Show every line containing "page" by copying it.

──────── GIVEN ENTRIES ────────

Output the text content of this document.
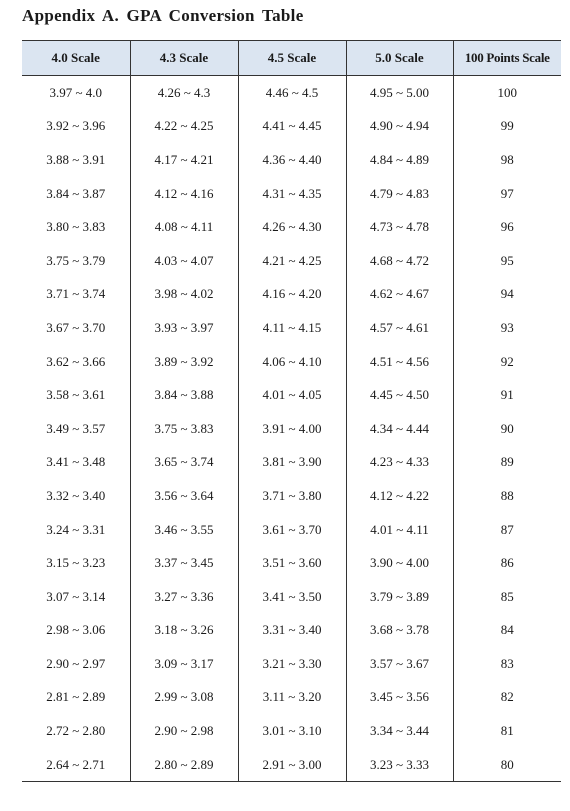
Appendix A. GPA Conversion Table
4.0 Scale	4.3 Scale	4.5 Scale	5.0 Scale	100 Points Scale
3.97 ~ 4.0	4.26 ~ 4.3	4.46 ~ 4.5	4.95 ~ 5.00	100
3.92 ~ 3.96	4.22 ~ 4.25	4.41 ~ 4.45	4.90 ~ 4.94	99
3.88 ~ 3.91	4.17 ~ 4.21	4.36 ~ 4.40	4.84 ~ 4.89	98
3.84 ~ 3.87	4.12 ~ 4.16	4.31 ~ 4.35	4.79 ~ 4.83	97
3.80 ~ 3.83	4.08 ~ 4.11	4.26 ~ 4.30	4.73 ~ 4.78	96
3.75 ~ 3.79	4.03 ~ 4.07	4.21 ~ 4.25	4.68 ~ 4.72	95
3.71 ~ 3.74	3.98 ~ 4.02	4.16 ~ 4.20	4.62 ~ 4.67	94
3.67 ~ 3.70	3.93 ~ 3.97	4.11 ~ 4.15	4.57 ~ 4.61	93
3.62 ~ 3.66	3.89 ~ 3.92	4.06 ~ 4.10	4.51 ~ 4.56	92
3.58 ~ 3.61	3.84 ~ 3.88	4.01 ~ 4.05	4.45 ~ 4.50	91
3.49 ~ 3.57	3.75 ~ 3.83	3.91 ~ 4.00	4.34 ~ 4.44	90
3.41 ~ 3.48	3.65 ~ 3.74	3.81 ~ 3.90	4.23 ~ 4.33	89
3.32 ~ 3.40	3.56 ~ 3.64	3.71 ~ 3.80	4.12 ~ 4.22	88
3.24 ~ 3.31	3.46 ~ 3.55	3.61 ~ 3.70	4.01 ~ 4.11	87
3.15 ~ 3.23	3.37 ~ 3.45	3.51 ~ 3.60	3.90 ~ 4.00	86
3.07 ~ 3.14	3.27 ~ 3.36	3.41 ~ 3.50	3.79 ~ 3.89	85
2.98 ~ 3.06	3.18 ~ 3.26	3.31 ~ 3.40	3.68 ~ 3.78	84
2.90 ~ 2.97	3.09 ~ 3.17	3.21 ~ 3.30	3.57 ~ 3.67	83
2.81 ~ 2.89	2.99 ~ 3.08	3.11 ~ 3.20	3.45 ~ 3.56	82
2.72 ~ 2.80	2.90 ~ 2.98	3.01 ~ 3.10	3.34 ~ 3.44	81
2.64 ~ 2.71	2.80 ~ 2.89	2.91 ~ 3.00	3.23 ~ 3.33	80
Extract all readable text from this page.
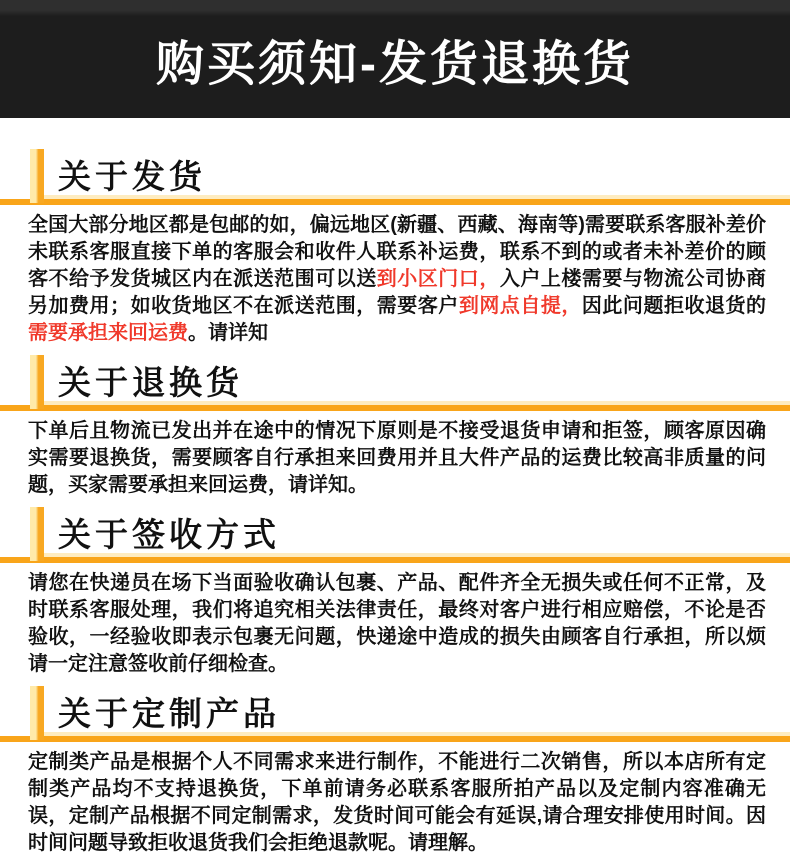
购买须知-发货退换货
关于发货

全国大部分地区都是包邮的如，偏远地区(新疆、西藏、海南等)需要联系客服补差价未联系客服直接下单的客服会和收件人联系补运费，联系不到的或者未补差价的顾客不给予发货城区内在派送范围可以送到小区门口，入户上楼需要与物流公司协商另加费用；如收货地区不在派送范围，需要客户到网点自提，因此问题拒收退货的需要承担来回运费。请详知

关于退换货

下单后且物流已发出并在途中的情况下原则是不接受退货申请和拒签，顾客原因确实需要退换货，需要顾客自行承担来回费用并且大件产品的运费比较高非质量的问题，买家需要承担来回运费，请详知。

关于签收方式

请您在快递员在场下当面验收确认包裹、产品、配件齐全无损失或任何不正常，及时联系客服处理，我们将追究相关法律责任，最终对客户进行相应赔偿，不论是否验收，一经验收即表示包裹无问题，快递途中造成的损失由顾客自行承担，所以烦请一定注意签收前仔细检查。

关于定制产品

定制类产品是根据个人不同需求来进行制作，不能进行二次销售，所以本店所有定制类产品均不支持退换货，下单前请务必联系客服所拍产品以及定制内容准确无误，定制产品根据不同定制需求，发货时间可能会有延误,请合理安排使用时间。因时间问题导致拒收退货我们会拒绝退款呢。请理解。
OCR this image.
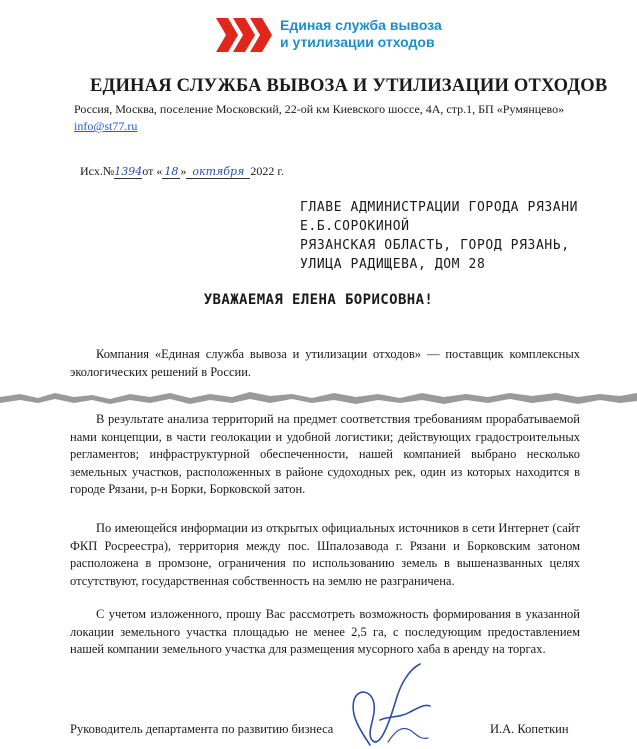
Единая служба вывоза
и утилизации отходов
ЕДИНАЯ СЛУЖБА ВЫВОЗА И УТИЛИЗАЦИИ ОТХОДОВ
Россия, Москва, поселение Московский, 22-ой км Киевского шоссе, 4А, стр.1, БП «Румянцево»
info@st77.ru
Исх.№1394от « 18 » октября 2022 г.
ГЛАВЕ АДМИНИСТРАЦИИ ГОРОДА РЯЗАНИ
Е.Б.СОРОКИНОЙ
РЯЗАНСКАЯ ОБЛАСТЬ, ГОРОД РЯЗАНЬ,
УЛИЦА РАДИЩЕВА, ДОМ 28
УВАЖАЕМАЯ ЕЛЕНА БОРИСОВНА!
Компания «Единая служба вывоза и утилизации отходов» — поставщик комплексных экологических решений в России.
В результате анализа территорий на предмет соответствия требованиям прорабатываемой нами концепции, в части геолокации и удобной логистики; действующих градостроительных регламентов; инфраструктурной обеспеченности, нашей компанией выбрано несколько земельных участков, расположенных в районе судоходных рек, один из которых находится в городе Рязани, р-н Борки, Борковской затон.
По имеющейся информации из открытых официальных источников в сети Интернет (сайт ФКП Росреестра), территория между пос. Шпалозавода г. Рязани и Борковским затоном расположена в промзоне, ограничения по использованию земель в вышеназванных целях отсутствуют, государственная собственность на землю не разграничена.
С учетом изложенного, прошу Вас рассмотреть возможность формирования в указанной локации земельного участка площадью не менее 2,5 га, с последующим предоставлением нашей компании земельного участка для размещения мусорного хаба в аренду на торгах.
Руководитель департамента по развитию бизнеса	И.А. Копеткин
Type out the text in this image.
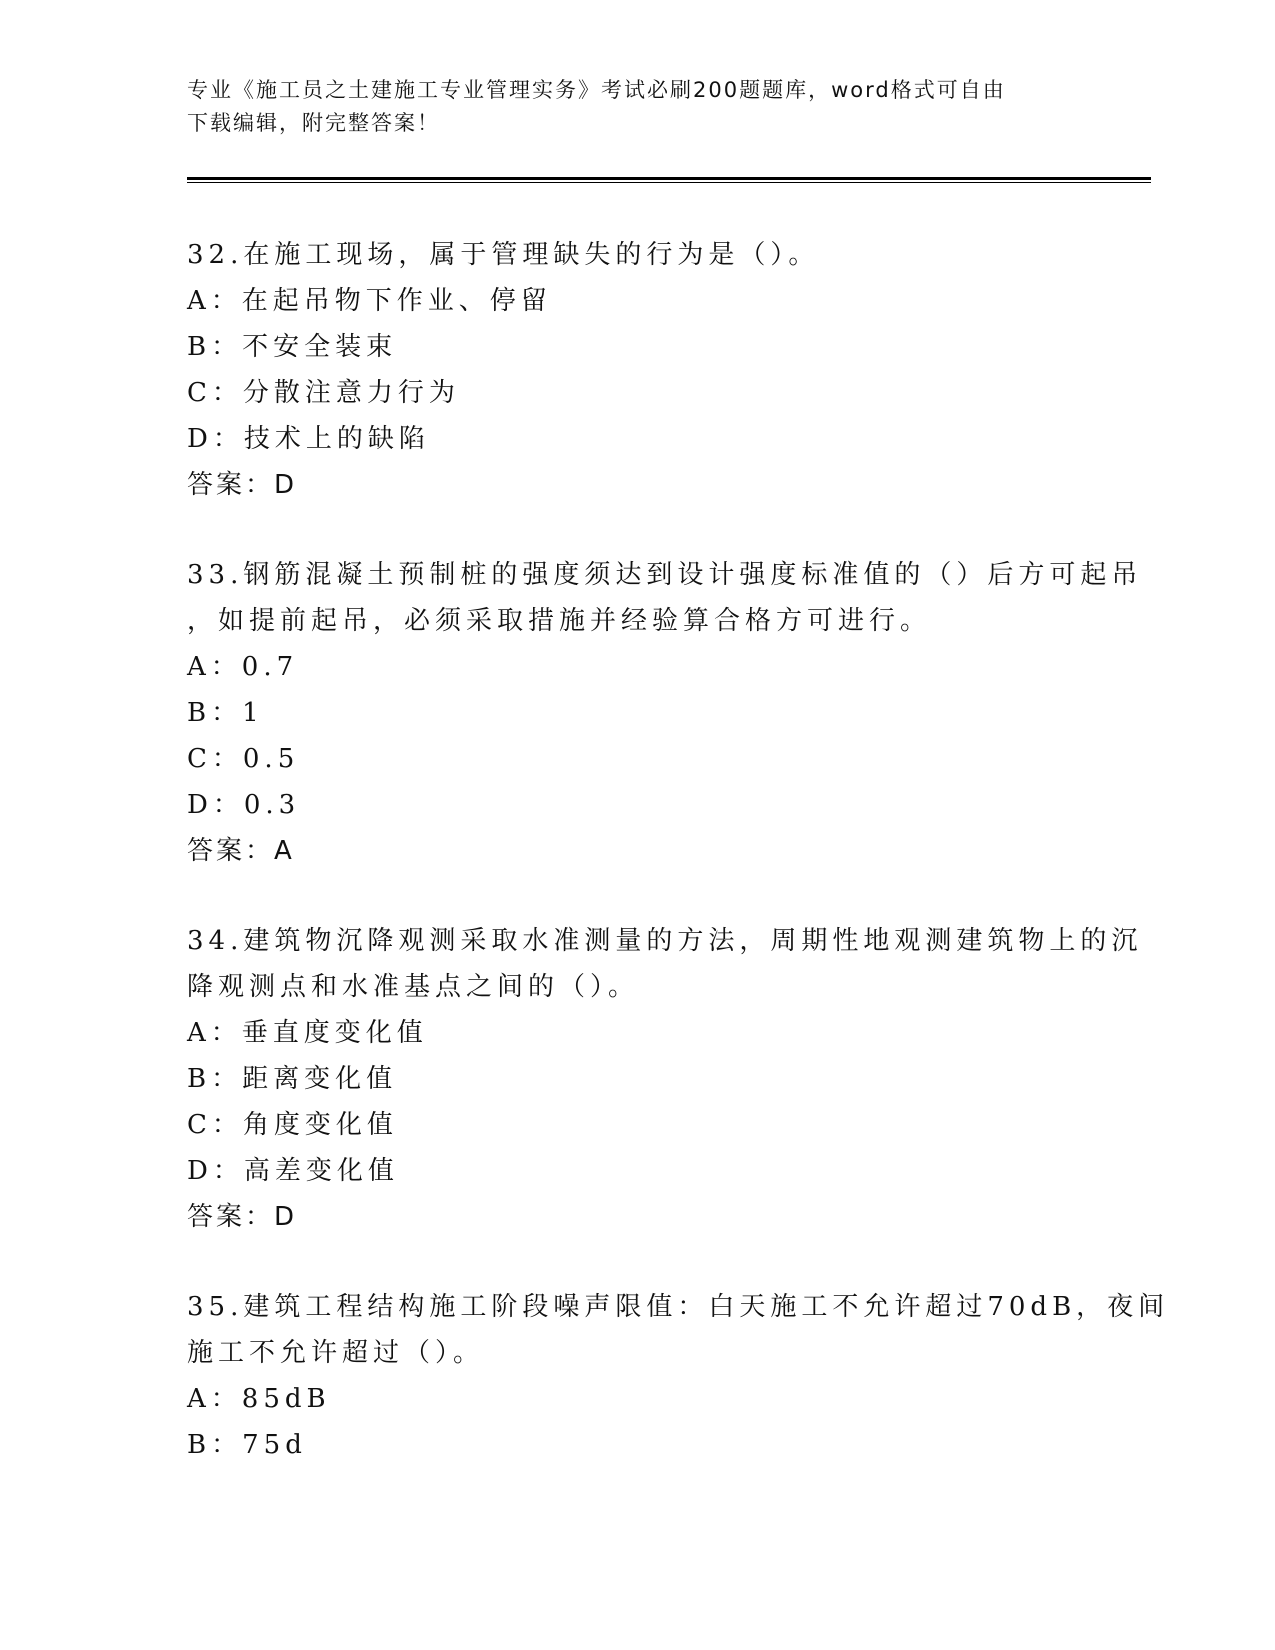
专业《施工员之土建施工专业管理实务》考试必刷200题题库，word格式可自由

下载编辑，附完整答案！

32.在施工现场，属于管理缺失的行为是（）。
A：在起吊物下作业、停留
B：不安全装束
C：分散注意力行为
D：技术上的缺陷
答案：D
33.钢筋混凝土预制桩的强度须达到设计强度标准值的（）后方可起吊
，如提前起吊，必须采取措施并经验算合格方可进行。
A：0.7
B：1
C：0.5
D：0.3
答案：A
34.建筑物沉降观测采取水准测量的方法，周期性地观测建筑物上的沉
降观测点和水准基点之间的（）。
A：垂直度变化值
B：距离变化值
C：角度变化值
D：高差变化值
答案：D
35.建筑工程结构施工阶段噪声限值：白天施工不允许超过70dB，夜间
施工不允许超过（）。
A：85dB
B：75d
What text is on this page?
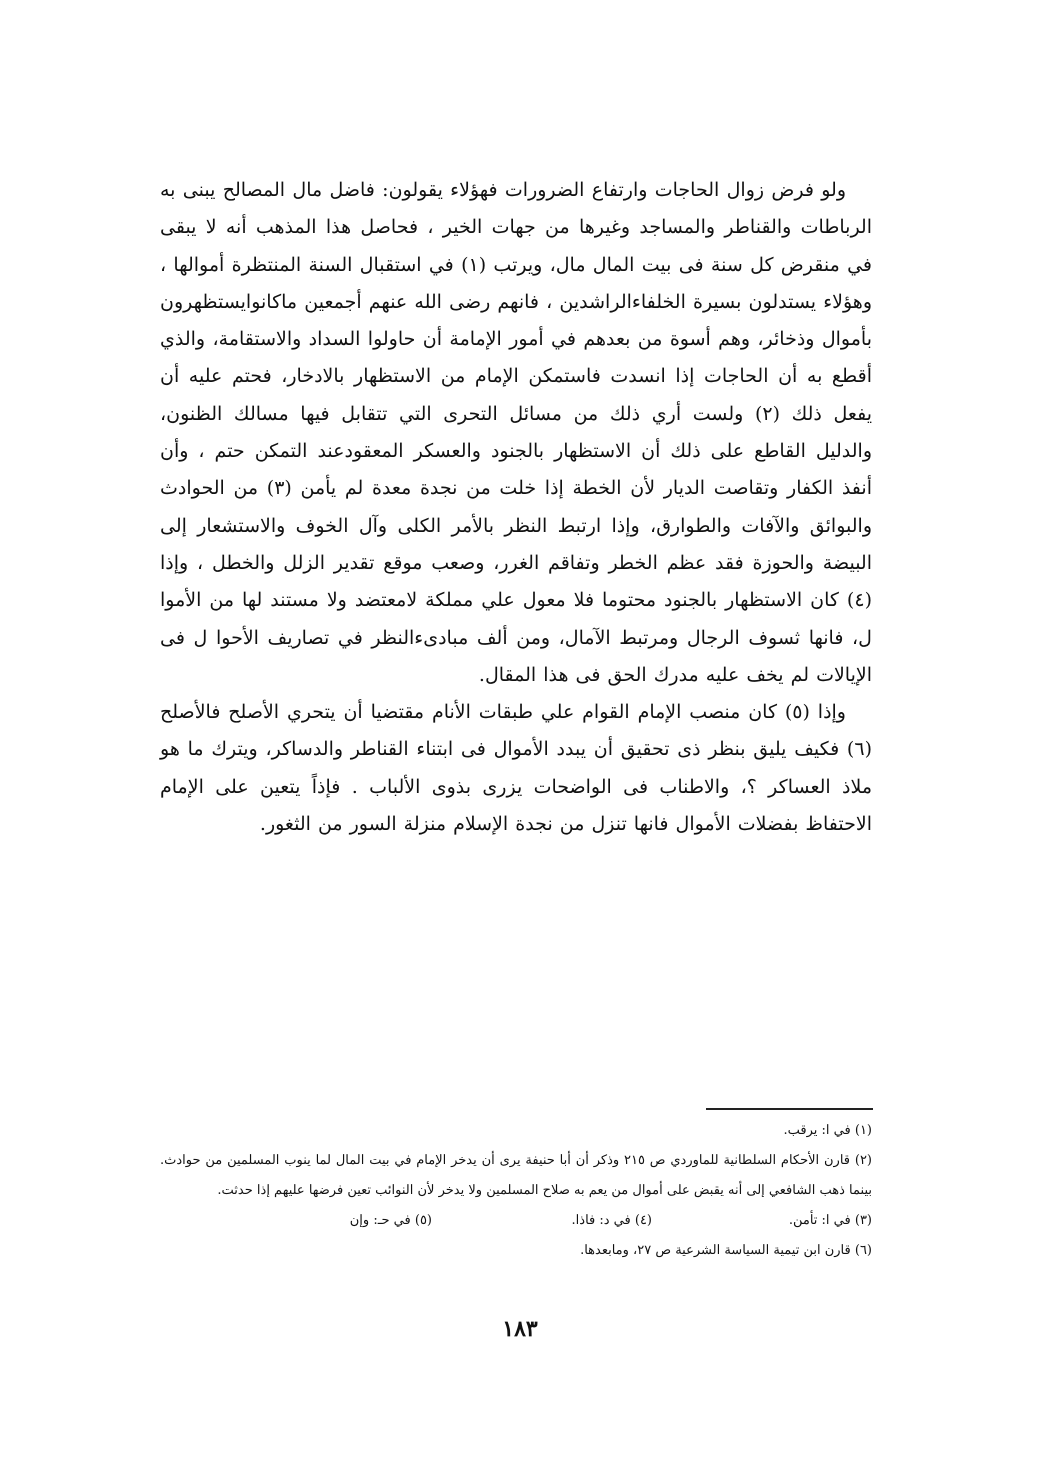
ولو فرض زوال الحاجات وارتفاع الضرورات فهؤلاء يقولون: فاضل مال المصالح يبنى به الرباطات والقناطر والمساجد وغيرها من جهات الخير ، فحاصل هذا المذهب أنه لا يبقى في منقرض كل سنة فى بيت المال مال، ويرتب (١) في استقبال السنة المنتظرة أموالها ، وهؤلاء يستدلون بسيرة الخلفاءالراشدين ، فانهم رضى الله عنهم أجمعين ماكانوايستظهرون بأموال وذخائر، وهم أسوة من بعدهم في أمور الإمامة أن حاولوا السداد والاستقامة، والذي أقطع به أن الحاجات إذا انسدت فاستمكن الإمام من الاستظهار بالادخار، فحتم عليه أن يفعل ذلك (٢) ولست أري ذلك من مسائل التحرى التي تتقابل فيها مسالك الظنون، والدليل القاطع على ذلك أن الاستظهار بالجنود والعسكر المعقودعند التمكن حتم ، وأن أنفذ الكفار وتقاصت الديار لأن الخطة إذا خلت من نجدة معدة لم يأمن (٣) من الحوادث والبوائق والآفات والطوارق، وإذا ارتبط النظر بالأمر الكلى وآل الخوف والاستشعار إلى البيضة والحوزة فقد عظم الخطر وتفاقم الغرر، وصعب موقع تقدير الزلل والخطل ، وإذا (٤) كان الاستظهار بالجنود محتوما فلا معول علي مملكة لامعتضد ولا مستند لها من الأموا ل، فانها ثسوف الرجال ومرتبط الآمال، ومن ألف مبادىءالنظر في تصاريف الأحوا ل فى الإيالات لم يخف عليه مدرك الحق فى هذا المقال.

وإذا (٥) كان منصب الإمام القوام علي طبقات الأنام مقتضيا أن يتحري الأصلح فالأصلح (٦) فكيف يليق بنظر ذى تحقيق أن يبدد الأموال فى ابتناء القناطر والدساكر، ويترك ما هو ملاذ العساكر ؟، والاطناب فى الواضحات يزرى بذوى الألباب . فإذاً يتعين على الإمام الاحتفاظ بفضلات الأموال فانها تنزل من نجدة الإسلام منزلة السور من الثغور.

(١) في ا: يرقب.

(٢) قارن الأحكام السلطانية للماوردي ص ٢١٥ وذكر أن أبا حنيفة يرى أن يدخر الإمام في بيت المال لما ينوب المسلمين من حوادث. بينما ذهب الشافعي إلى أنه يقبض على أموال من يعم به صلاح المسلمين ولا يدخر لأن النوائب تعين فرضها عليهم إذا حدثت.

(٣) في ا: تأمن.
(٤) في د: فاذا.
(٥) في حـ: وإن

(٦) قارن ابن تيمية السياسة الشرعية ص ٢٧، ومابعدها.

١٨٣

────────

- _FINAL ANSWER_
Extract all readable text from this page.
What text is on this page?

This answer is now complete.